_SET PROBLEM_: Extract every line that contains the word "JSON".
** Start LISTING **
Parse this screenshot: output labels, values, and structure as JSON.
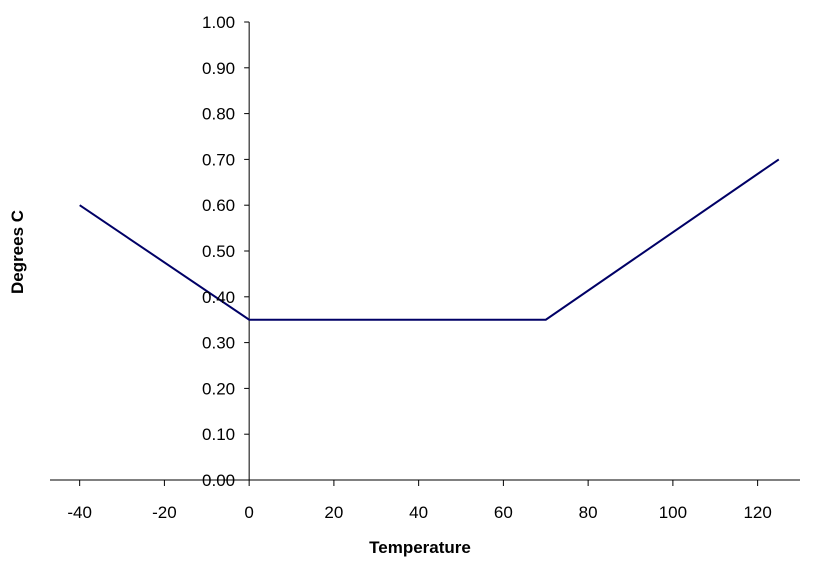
{
  "chart_data": {
    "type": "line",
    "title": "",
    "xlabel": "Temperature",
    "ylabel": "Degrees C",
    "xlim": [
      -47,
      130
    ],
    "ylim": [
      0,
      1
    ],
    "xticks": [
      -40,
      -20,
      0,
      20,
      40,
      60,
      80,
      100,
      120
    ],
    "yticks": [
      0.0,
      0.1,
      0.2,
      0.3,
      0.4,
      0.5,
      0.6,
      0.7,
      0.8,
      0.9,
      1.0
    ],
    "ytick_labels": [
      "0.00",
      "0.10",
      "0.20",
      "0.30",
      "0.40",
      "0.50",
      "0.60",
      "0.70",
      "0.80",
      "0.90",
      "1.00"
    ],
    "xtick_labels": [
      "-40",
      "-20",
      "0",
      "20",
      "40",
      "60",
      "80",
      "100",
      "120"
    ],
    "grid": false,
    "series": [
      {
        "color": "#000066",
        "points": [
          {
            "x": -40,
            "y": 0.6
          },
          {
            "x": 0,
            "y": 0.35
          },
          {
            "x": 70,
            "y": 0.35
          },
          {
            "x": 125,
            "y": 0.7
          }
        ]
      }
    ]
  }
}
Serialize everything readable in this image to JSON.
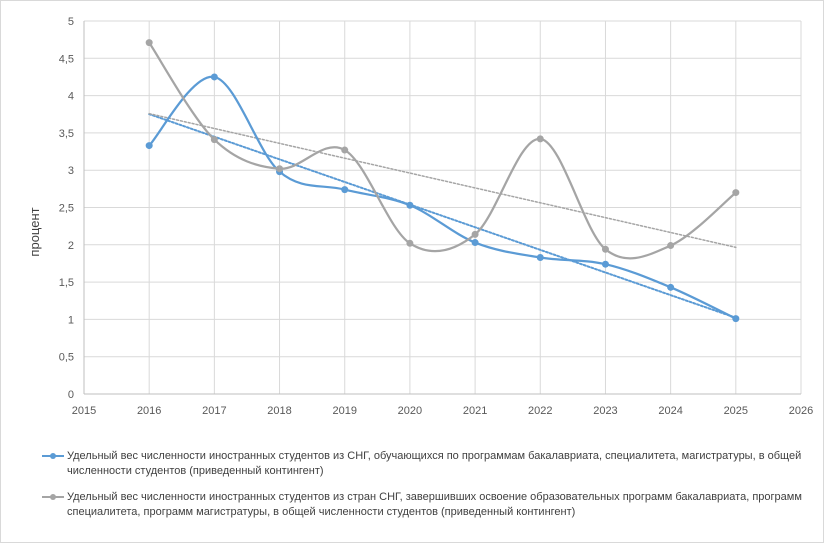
** End LISTING **
_RESULT_:
Parse this screenshot: output labels, values, and structure as JSON.
Serialize everything readable in this image to JSON.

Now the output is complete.